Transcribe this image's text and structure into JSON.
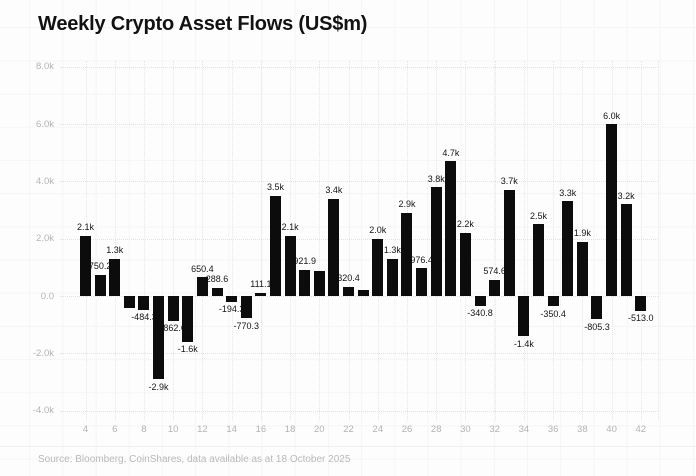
{
  "title": "Weekly Crypto Asset Flows (US$m)",
  "source_note": "Source: Bloomberg, CoinShares, data available as at 18 October 2025",
  "chart_data": {
    "type": "bar",
    "title": "Weekly Crypto Asset Flows (US$m)",
    "unit": "US$m",
    "x": [
      4,
      5,
      6,
      7,
      8,
      9,
      10,
      11,
      12,
      13,
      14,
      15,
      16,
      17,
      18,
      19,
      20,
      21,
      22,
      23,
      24,
      25,
      26,
      27,
      28,
      29,
      30,
      31,
      32,
      33,
      34,
      35,
      36,
      37,
      38,
      39,
      40,
      41,
      42
    ],
    "values": [
      2100,
      750.2,
      1300,
      -420,
      -484.3,
      -2900,
      -862.6,
      -1600,
      650.4,
      288.6,
      -194.3,
      -770.3,
      111.1,
      3500,
      2100,
      921.9,
      860,
      3400,
      320.4,
      200,
      2000,
      1300,
      2900,
      976.4,
      3800,
      4700,
      2200,
      -340.8,
      574.6,
      3700,
      -1400,
      2500,
      -350.4,
      3300,
      1900,
      -805.3,
      6000,
      3200,
      -513.0
    ],
    "bar_labels": [
      "2.1k",
      "750.2",
      "1.3k",
      "",
      "-484.3",
      "-2.9k",
      "-862.6",
      "-1.6k",
      "650.4",
      "288.6",
      "-194.3",
      "-770.3",
      "111.1",
      "3.5k",
      "2.1k",
      "921.9",
      "",
      "3.4k",
      "320.4",
      "",
      "2.0k",
      "1.3k",
      "2.9k",
      "976.4",
      "3.8k",
      "4.7k",
      "2.2k",
      "-340.8",
      "574.6",
      "3.7k",
      "-1.4k",
      "2.5k",
      "-350.4",
      "3.3k",
      "1.9k",
      "-805.3",
      "6.0k",
      "3.2k",
      "-513.0"
    ],
    "x_ticks": [
      4,
      6,
      8,
      10,
      12,
      14,
      16,
      18,
      20,
      22,
      24,
      26,
      28,
      30,
      32,
      34,
      36,
      38,
      40,
      42
    ],
    "x_tick_labels": [
      "4",
      "6",
      "8",
      "10",
      "12",
      "14",
      "16",
      "18",
      "20",
      "22",
      "24",
      "26",
      "28",
      "30",
      "32",
      "34",
      "36",
      "38",
      "40",
      "42"
    ],
    "y_ticks": [
      8000,
      6000,
      4000,
      2000,
      0,
      -2000,
      -4000
    ],
    "y_tick_labels": [
      "8.0k",
      "6.0k",
      "4.0k",
      "2.0k",
      "0.0",
      "-2.0k",
      "-4.0k"
    ],
    "ylim": [
      -4600,
      8800
    ],
    "grid": true,
    "legend_position": "none",
    "bar_color": "#0c0c0c",
    "axis_text_color": "#b3b3b3",
    "label_text_color": "#161616"
  }
}
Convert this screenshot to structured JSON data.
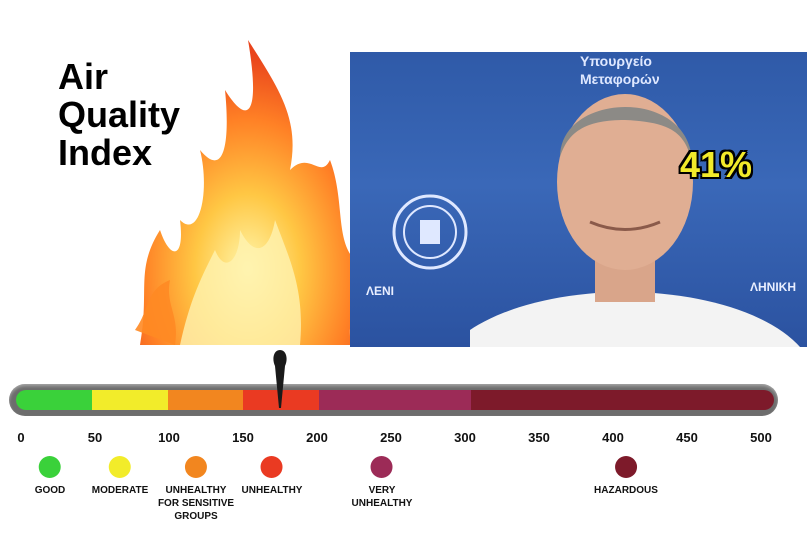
{
  "title": {
    "line1": "Air",
    "line2": "Quality",
    "line3": "Index"
  },
  "photo": {
    "header_line1": "Υπουργείο",
    "header_line2": "Μεταφορών",
    "side_text_left": "ΛΕΝΙ",
    "side_text_right": "ΛΗΝΙΚΗ",
    "percent": "41%"
  },
  "scale": {
    "ticks": [
      "0",
      "50",
      "100",
      "150",
      "200",
      "250",
      "300",
      "350",
      "400",
      "450",
      "500"
    ],
    "max_value": 500,
    "pointer_value": 175,
    "segments": [
      {
        "from": 0,
        "to": 50,
        "color": "#3ad13a"
      },
      {
        "from": 50,
        "to": 100,
        "color": "#f2ec2a"
      },
      {
        "from": 100,
        "to": 150,
        "color": "#f2861f"
      },
      {
        "from": 150,
        "to": 200,
        "color": "#ea3a22"
      },
      {
        "from": 200,
        "to": 300,
        "color": "#9c2b57"
      },
      {
        "from": 300,
        "to": 500,
        "color": "#7d1a2a"
      }
    ]
  },
  "legend": [
    {
      "label": [
        "GOOD"
      ],
      "color": "#3ad13a",
      "value": 0
    },
    {
      "label": [
        "MODERATE"
      ],
      "color": "#f2ec2a",
      "value": 50
    },
    {
      "label": [
        "UNHEALTHY",
        "FOR SENSITIVE",
        "GROUPS"
      ],
      "color": "#f2861f",
      "value": 100
    },
    {
      "label": [
        "UNHEALTHY"
      ],
      "color": "#ea3a22",
      "value": 150
    },
    {
      "label": [
        "VERY",
        "UNHEALTHY"
      ],
      "color": "#9c2b57",
      "value": 250
    },
    {
      "label": [
        "HAZARDOUS"
      ],
      "color": "#7d1a2a",
      "value": 400
    }
  ]
}
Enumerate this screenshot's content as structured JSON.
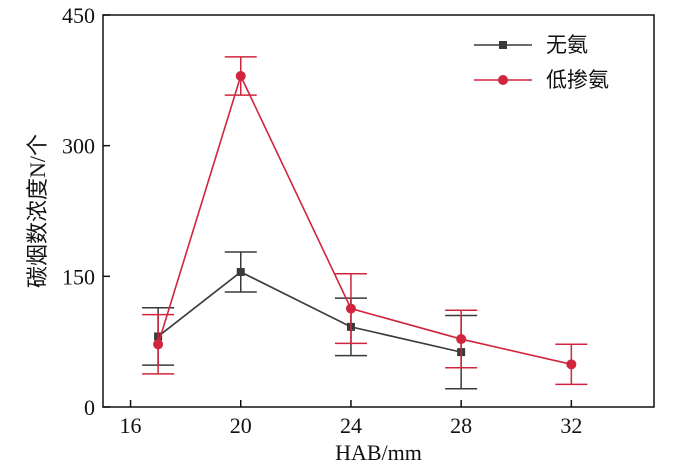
{
  "chart_data": {
    "type": "line",
    "title": "",
    "xlabel": "HAB/mm",
    "ylabel": "碳烟数浓度N/个",
    "xlim": [
      15,
      35
    ],
    "ylim": [
      0,
      450
    ],
    "xticks": [
      16,
      20,
      24,
      28,
      32
    ],
    "yticks": [
      0,
      150,
      300,
      450
    ],
    "x_tick_labels": [
      "16",
      "20",
      "24",
      "28",
      "32"
    ],
    "y_tick_labels": [
      "0",
      "150",
      "300",
      "450"
    ],
    "grid": false,
    "legend_position": "top-right",
    "series": [
      {
        "name": "无氨",
        "color": "#3a3a3a",
        "marker": "square",
        "x": [
          17,
          20,
          24,
          28
        ],
        "y": [
          81,
          155,
          92,
          63
        ],
        "error": [
          33,
          23,
          33,
          42
        ]
      },
      {
        "name": "低掺氨",
        "color": "#d0253c",
        "marker": "circle",
        "x": [
          17,
          20,
          24,
          28,
          32
        ],
        "y": [
          72,
          380,
          113,
          78,
          49
        ],
        "error": [
          34,
          22,
          40,
          33,
          23
        ]
      }
    ]
  }
}
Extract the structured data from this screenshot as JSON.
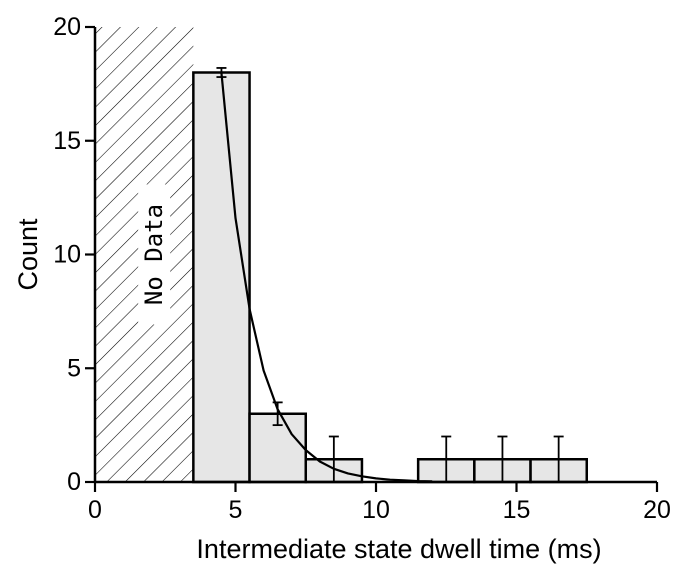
{
  "chart_data": {
    "type": "bar",
    "title": "",
    "xlabel": "Intermediate state dwell time  (ms)",
    "ylabel": "Count",
    "xlim": [
      0,
      20
    ],
    "ylim": [
      0,
      20
    ],
    "xticks": [
      0,
      5,
      10,
      15,
      20
    ],
    "yticks": [
      0,
      5,
      10,
      15,
      20
    ],
    "xtick_labels": [
      "0",
      "5",
      "10",
      "15",
      "20"
    ],
    "ytick_labels": [
      "0",
      "5",
      "10",
      "15",
      "20"
    ],
    "grid": false,
    "bin_width": 2,
    "bins": [
      {
        "center": 4.5,
        "value": 18,
        "error": 0.2
      },
      {
        "center": 6.5,
        "value": 3,
        "error": 0.5
      },
      {
        "center": 8.5,
        "value": 1,
        "error": 1
      },
      {
        "center": 10.5,
        "value": 0,
        "error": 0
      },
      {
        "center": 12.5,
        "value": 1,
        "error": 1
      },
      {
        "center": 14.5,
        "value": 1,
        "error": 1
      },
      {
        "center": 16.5,
        "value": 1,
        "error": 1
      }
    ],
    "no_data_region": {
      "x": [
        0,
        3.5
      ],
      "label": "No Data"
    },
    "fit_curve": {
      "type": "exponential decay",
      "x": [
        4.5,
        5.0,
        5.5,
        6.0,
        6.5,
        7.0,
        7.5,
        8.0,
        8.5,
        9.0,
        9.5,
        10.0,
        10.5,
        11.0,
        11.5,
        12.0
      ],
      "y": [
        18,
        11.6,
        7.6,
        4.9,
        3.2,
        2.1,
        1.4,
        0.9,
        0.58,
        0.38,
        0.25,
        0.16,
        0.1,
        0.07,
        0.04,
        0.03
      ]
    },
    "colors": {
      "bar_fill": "#e6e6e6",
      "stroke": "#000000"
    }
  }
}
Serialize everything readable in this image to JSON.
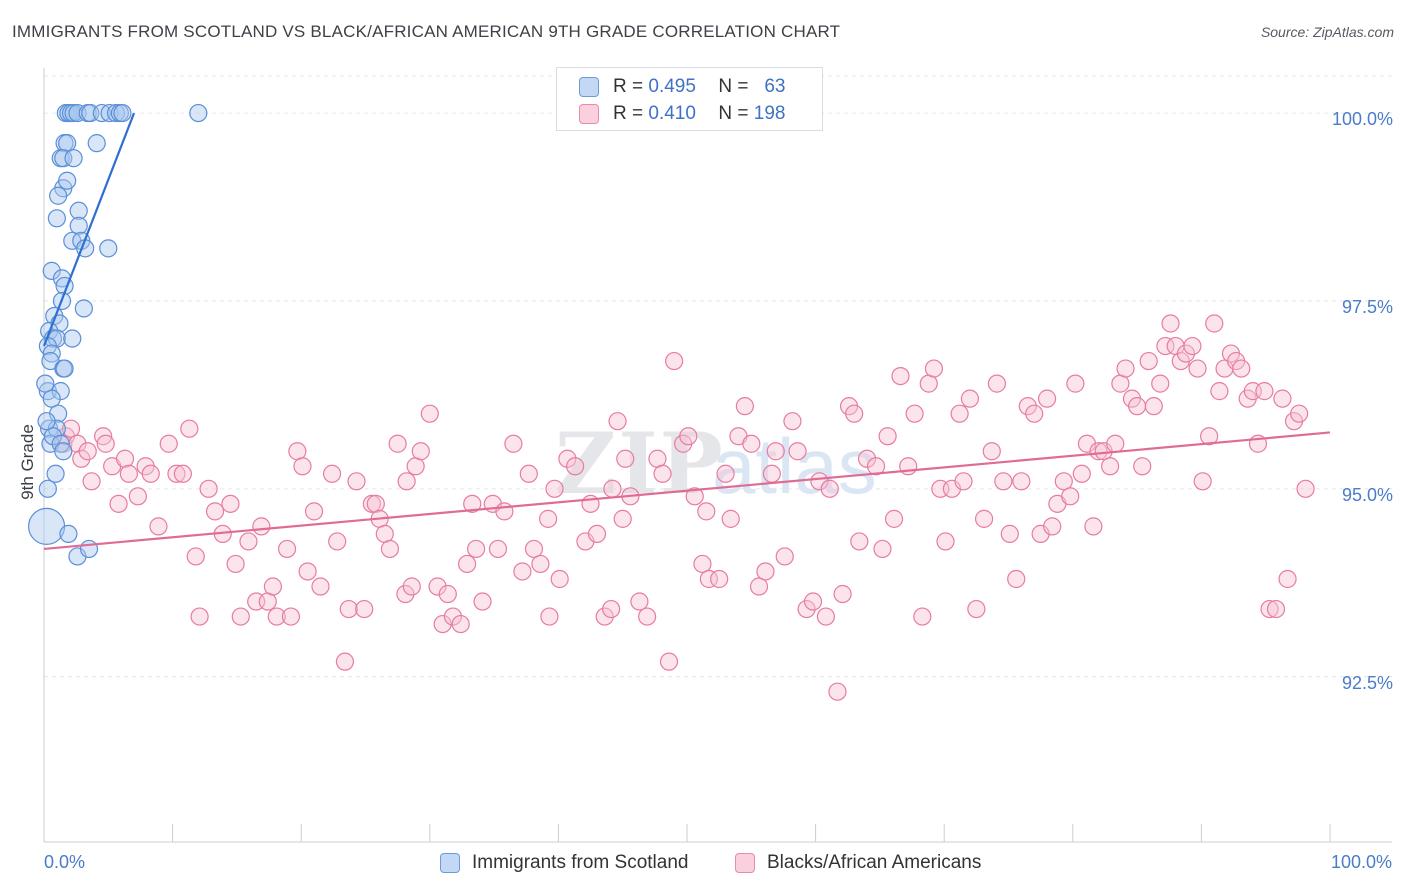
==============================
Retype the entries word for word. Omit any images.

Transcribe this image's text and structure into JSON.
{
  "title": "Weekly Crypto Asset Flows (US$m)",
  "source_note": "Source: Bloomberg, CoinShares, data available as at 18 October 2025",
  "chart_data": {
    "type": "bar",
    "title": "Weekly Crypto Asset Flows (US$m)",
    "unit": "US$m",
    "x": [
      4,
      5,
      6,
      7,
      8,
      9,
      10,
      11,
      12,
      13,
      14,
      15,
      16,
      17,
      18,
      19,
      20,
      21,
      22,
      23,
      24,
      25,
      26,
      27,
      28,
      29,
      30,
      31,
      32,
      33,
      34,
      35,
      36,
      37,
      38,
      39,
      40,
      41,
      42
    ],
    "values": [
      2100,
      750.2,
      1300,
      -420,
      -484.3,
      -2900,
      -862.6,
      -1600,
      650.4,
      288.6,
      -194.3,
      -770.3,
      111.1,
      3500,
      2100,
      921.9,
      860,
      3400,
      320.4,
      200,
      2000,
      1300,
      2900,
      976.4,
      3800,
      4700,
      2200,
      -340.8,
      574.6,
      3700,
      -1400,
      2500,
      -350.4,
      3300,
      1900,
      -805.3,
      6000,
      3200,
      -513.0
    ],
    "bar_labels": [
      "2.1k",
      "750.2",
      "1.3k",
      "",
      "-484.3",
      "-2.9k",
      "-862.6",
      "-1.6k",
      "650.4",
      "288.6",
      "-194.3",
      "-770.3",
      "111.1",
      "3.5k",
      "2.1k",
      "921.9",
      "",
      "3.4k",
      "320.4",
      "",
      "2.0k",
      "1.3k",
      "2.9k",
      "976.4",
      "3.8k",
      "4.7k",
      "2.2k",
      "-340.8",
      "574.6",
      "3.7k",
      "-1.4k",
      "2.5k",
      "-350.4",
      "3.3k",
      "1.9k",
      "-805.3",
      "6.0k",
      "3.2k",
      "-513.0"
    ],
    "x_ticks": [
      4,
      6,
      8,
      10,
      12,
      14,
      16,
      18,
      20,
      22,
      24,
      26,
      28,
      30,
      32,
      34,
      36,
      38,
      40,
      42
    ],
    "x_tick_labels": [
      "4",
      "6",
      "8",
      "10",
      "12",
      "14",
      "16",
      "18",
      "20",
      "22",
      "24",
      "26",
      "28",
      "30",
      "32",
      "34",
      "36",
      "38",
      "40",
      "42"
    ],
    "y_ticks": [
      8000,
      6000,
      4000,
      2000,
      0,
      -2000,
      -4000
    ],
    "y_tick_labels": [
      "8.0k",
      "6.0k",
      "4.0k",
      "2.0k",
      "0.0",
      "-2.0k",
      "-4.0k"
    ],
    "ylim": [
      -4600,
      8800
    ],
    "grid": true,
    "legend_position": "none",
    "bar_color": "#0c0c0c",
    "axis_text_color": "#b3b3b3",
    "label_text_color": "#161616"
  }
}
Convert this screenshot to structured JSON data.
{
  "title": {
    "line1": "Air",
    "line2": "Quality",
    "line3": "Index"
  },
  "photo": {
    "header_line1": "Υπουργείο",
    "header_line2": "Μεταφορών",
    "side_text_left": "ΛΕΝΙ",
    "side_text_right": "ΛΗΝΙΚΗ",
    "percent": "41%"
  },
  "scale": {
    "ticks": [
      "0",
      "50",
      "100",
      "150",
      "200",
      "250",
      "300",
      "350",
      "400",
      "450",
      "500"
    ],
    "max_value": 500,
    "pointer_value": 175,
    "segments": [
      {
        "from": 0,
        "to": 50,
        "color": "#3ad13a"
      },
      {
        "from": 50,
        "to": 100,
        "color": "#f2ec2a"
      },
      {
        "from": 100,
        "to": 150,
        "color": "#f2861f"
      },
      {
        "from": 150,
        "to": 200,
        "color": "#ea3a22"
      },
      {
        "from": 200,
        "to": 300,
        "color": "#9c2b57"
      },
      {
        "from": 300,
        "to": 500,
        "color": "#7d1a2a"
      }
    ]
  },
  "legend": [
    {
      "label": [
        "GOOD"
      ],
      "color": "#3ad13a",
      "value": 0
    },
    {
      "label": [
        "MODERATE"
      ],
      "color": "#f2ec2a",
      "value": 50
    },
    {
      "label": [
        "UNHEALTHY",
        "FOR SENSITIVE",
        "GROUPS"
      ],
      "color": "#f2861f",
      "value": 100
    },
    {
      "label": [
        "UNHEALTHY"
      ],
      "color": "#ea3a22",
      "value": 150
    },
    {
      "label": [
        "VERY",
        "UNHEALTHY"
      ],
      "color": "#9c2b57",
      "value": 250
    },
    {
      "label": [
        "HAZARDOUS"
      ],
      "color": "#7d1a2a",
      "value": 400
    }
  ]
}
Enumerate this screenshot's content as structured JSON.
{
  "chart_data": {
    "type": "line",
    "title": "",
    "xlabel": "HAB/mm",
    "ylabel": "碳烟数浓度N/个",
    "xlim": [
      15,
      35
    ],
    "ylim": [
      0,
      450
    ],
    "xticks": [
      16,
      20,
      24,
      28,
      32
    ],
    "yticks": [
      0,
      150,
      300,
      450
    ],
    "x_tick_labels": [
      "16",
      "20",
      "24",
      "28",
      "32"
    ],
    "y_tick_labels": [
      "0",
      "150",
      "300",
      "450"
    ],
    "grid": false,
    "legend_position": "top-right",
    "series": [
      {
        "name": "无氨",
        "color": "#3a3a3a",
        "marker": "square",
        "x": [
          17,
          20,
          24,
          28
        ],
        "y": [
          81,
          155,
          92,
          63
        ],
        "error": [
          33,
          23,
          33,
          42
        ]
      },
      {
        "name": "低掺氨",
        "color": "#d0253c",
        "marker": "circle",
        "x": [
          17,
          20,
          24,
          28,
          32
        ],
        "y": [
          72,
          380,
          113,
          78,
          49
        ],
        "error": [
          34,
          22,
          40,
          33,
          23
        ]
      }
    ]
  }
}
Extract the structured data from this screenshot as JSON.
{
  "chart_data": {
    "type": "bar",
    "title": "",
    "xlabel": "Intermediate state dwell time  (ms)",
    "ylabel": "Count",
    "xlim": [
      0,
      20
    ],
    "ylim": [
      0,
      20
    ],
    "xticks": [
      0,
      5,
      10,
      15,
      20
    ],
    "yticks": [
      0,
      5,
      10,
      15,
      20
    ],
    "xtick_labels": [
      "0",
      "5",
      "10",
      "15",
      "20"
    ],
    "ytick_labels": [
      "0",
      "5",
      "10",
      "15",
      "20"
    ],
    "grid": false,
    "bin_width": 2,
    "bins": [
      {
        "center": 4.5,
        "value": 18,
        "error": 0.2
      },
      {
        "center": 6.5,
        "value": 3,
        "error": 0.5
      },
      {
        "center": 8.5,
        "value": 1,
        "error": 1
      },
      {
        "center": 10.5,
        "value": 0,
        "error": 0
      },
      {
        "center": 12.5,
        "value": 1,
        "error": 1
      },
      {
        "center": 14.5,
        "value": 1,
        "error": 1
      },
      {
        "center": 16.5,
        "value": 1,
        "error": 1
      }
    ],
    "no_data_region": {
      "x": [
        0,
        3.5
      ],
      "label": "No Data"
    },
    "fit_curve": {
      "type": "exponential decay",
      "x": [
        4.5,
        5.0,
        5.5,
        6.0,
        6.5,
        7.0,
        7.5,
        8.0,
        8.5,
        9.0,
        9.5,
        10.0,
        10.5,
        11.0,
        11.5,
        12.0
      ],
      "y": [
        18,
        11.6,
        7.6,
        4.9,
        3.2,
        2.1,
        1.4,
        0.9,
        0.58,
        0.38,
        0.25,
        0.16,
        0.1,
        0.07,
        0.04,
        0.03
      ]
    },
    "colors": {
      "bar_fill": "#e6e6e6",
      "stroke": "#000000"
    }
  }
}
Serialize everything readable in this image to JSON.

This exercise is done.